**Provided data**
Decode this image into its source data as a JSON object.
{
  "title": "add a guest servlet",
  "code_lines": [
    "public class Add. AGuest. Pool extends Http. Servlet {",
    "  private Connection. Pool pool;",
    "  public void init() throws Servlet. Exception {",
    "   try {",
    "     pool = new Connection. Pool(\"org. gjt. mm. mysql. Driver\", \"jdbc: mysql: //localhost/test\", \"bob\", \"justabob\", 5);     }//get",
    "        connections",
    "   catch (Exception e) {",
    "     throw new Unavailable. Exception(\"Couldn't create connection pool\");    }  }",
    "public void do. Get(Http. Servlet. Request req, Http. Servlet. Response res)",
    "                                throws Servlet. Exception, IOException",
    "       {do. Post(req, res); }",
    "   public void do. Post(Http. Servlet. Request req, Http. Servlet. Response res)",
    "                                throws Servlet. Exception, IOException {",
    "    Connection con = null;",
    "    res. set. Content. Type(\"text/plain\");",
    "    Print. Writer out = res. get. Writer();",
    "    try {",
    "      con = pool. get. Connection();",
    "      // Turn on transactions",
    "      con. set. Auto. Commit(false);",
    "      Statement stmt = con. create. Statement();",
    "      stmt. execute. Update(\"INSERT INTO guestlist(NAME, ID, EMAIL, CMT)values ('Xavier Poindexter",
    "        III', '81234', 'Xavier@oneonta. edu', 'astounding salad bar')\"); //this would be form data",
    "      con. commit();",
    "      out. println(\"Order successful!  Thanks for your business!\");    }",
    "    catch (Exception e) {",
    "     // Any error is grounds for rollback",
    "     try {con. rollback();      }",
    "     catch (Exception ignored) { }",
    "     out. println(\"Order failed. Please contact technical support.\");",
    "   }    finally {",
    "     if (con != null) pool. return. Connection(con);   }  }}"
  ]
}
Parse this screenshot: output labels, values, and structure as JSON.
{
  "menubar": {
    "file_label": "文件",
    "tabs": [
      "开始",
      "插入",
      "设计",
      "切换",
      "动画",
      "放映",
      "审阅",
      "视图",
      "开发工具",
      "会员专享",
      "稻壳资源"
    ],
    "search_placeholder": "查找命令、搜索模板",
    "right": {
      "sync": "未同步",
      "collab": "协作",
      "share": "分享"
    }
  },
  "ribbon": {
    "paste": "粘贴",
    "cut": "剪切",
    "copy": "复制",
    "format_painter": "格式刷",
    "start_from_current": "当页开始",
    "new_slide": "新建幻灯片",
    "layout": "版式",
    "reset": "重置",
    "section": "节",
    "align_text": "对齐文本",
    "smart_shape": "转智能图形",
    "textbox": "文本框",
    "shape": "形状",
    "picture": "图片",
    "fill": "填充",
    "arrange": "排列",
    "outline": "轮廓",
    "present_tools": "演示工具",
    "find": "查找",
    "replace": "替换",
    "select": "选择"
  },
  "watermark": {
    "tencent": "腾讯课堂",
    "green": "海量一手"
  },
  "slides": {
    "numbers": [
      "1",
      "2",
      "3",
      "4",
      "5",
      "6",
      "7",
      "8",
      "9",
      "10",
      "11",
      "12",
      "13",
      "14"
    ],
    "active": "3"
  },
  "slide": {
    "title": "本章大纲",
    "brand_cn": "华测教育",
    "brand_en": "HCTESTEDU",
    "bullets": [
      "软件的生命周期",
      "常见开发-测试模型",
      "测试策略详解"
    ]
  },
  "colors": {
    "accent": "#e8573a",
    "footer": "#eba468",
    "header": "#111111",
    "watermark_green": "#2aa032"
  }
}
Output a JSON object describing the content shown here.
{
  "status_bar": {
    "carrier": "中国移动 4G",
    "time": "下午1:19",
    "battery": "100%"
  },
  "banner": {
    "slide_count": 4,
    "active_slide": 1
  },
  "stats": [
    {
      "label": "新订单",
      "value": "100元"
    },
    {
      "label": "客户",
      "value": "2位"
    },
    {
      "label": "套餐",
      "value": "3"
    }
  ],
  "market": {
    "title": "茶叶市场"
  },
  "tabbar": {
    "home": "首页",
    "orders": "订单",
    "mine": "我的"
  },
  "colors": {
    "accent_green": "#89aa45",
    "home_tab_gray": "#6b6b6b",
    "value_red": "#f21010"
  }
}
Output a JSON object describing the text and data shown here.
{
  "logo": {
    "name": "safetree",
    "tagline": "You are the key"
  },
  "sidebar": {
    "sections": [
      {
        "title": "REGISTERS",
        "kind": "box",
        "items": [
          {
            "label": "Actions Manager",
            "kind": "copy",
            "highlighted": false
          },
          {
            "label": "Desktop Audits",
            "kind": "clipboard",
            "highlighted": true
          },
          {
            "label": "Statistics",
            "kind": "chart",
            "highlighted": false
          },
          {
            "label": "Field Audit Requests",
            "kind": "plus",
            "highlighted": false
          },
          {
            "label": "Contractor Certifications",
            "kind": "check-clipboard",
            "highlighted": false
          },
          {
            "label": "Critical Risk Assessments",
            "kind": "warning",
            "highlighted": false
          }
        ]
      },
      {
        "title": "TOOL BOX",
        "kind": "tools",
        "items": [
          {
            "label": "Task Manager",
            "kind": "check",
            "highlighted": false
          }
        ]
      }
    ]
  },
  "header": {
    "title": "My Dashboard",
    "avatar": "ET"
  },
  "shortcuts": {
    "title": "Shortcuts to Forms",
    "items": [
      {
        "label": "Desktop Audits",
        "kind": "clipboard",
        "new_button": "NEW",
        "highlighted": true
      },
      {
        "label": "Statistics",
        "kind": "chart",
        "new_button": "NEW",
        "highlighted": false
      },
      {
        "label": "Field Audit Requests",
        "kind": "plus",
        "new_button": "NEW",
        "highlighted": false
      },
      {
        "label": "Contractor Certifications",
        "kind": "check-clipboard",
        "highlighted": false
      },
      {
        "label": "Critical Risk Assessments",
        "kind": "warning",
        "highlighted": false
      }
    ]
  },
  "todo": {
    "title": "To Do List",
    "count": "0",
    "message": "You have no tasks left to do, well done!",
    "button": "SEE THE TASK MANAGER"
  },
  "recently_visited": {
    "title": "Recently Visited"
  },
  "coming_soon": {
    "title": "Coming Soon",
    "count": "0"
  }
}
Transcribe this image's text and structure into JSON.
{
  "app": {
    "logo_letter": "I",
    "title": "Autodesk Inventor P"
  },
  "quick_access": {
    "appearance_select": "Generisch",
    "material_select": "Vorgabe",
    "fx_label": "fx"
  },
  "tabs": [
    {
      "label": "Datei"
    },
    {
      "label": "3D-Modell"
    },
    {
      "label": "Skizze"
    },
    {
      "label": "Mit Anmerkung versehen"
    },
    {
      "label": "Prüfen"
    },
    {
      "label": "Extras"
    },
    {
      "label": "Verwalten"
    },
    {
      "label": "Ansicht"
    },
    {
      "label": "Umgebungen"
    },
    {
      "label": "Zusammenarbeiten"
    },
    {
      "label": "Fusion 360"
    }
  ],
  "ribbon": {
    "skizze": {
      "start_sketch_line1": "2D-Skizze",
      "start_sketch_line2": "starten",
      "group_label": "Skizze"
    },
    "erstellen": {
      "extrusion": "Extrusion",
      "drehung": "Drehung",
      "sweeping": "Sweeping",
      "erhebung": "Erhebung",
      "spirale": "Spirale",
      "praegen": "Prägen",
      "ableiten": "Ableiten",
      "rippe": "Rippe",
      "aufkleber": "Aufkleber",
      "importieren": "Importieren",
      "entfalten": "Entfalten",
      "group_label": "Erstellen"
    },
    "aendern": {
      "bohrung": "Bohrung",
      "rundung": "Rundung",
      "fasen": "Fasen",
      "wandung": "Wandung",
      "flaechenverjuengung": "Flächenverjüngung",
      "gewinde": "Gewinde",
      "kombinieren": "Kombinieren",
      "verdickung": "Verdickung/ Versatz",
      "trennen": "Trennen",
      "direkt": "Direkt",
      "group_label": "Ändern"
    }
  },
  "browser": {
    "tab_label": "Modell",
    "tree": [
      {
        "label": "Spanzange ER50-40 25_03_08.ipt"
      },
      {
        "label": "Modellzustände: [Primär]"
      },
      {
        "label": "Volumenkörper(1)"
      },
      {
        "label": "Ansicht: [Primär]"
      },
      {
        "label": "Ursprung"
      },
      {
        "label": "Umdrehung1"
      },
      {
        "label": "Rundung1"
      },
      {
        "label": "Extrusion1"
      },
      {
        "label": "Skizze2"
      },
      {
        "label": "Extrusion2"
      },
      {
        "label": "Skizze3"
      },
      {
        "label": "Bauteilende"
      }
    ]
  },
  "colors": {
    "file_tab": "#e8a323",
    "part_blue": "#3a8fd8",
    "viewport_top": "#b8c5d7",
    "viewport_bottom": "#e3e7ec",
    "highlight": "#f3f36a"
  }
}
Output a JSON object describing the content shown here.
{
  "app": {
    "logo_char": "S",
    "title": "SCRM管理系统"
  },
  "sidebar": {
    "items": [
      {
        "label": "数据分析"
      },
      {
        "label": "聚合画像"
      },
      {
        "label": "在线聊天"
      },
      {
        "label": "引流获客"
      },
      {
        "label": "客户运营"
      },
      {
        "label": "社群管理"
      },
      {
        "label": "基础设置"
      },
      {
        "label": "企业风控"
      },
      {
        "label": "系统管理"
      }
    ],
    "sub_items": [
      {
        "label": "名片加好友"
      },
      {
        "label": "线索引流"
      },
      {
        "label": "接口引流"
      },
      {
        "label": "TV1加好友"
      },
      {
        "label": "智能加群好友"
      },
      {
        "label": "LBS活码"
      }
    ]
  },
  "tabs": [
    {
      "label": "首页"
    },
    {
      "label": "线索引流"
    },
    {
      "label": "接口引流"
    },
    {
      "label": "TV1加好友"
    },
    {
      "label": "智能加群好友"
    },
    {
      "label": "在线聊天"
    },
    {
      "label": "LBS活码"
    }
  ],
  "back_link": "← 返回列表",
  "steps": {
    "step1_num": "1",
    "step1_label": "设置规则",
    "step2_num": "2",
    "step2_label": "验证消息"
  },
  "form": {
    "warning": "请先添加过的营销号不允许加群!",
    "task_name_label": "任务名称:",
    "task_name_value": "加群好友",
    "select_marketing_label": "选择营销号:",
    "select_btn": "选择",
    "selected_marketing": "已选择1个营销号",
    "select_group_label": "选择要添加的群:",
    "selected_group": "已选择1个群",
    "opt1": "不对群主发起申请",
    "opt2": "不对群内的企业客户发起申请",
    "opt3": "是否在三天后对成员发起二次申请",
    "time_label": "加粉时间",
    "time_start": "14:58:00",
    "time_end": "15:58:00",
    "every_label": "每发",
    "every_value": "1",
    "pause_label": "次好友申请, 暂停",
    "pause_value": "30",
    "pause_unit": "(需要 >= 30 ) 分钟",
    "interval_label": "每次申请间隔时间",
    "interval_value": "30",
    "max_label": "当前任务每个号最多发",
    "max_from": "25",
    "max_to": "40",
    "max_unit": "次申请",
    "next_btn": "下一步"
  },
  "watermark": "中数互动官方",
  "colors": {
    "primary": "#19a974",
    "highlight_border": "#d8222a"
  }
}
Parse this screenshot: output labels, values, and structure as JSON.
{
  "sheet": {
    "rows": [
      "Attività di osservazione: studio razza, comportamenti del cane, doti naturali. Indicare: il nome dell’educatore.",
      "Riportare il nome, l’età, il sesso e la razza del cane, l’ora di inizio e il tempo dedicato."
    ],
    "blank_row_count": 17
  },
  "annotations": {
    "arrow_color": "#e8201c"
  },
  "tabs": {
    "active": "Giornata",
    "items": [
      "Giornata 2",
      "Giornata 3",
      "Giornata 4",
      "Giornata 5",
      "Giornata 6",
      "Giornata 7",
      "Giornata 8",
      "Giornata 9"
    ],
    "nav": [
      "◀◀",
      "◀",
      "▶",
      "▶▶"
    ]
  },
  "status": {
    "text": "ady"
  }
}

**Brief**
Pick out each line in the material containing "Certifications".

**The reply**
            "label": "Contractor Certifications",
        "label": "Contractor Certifications",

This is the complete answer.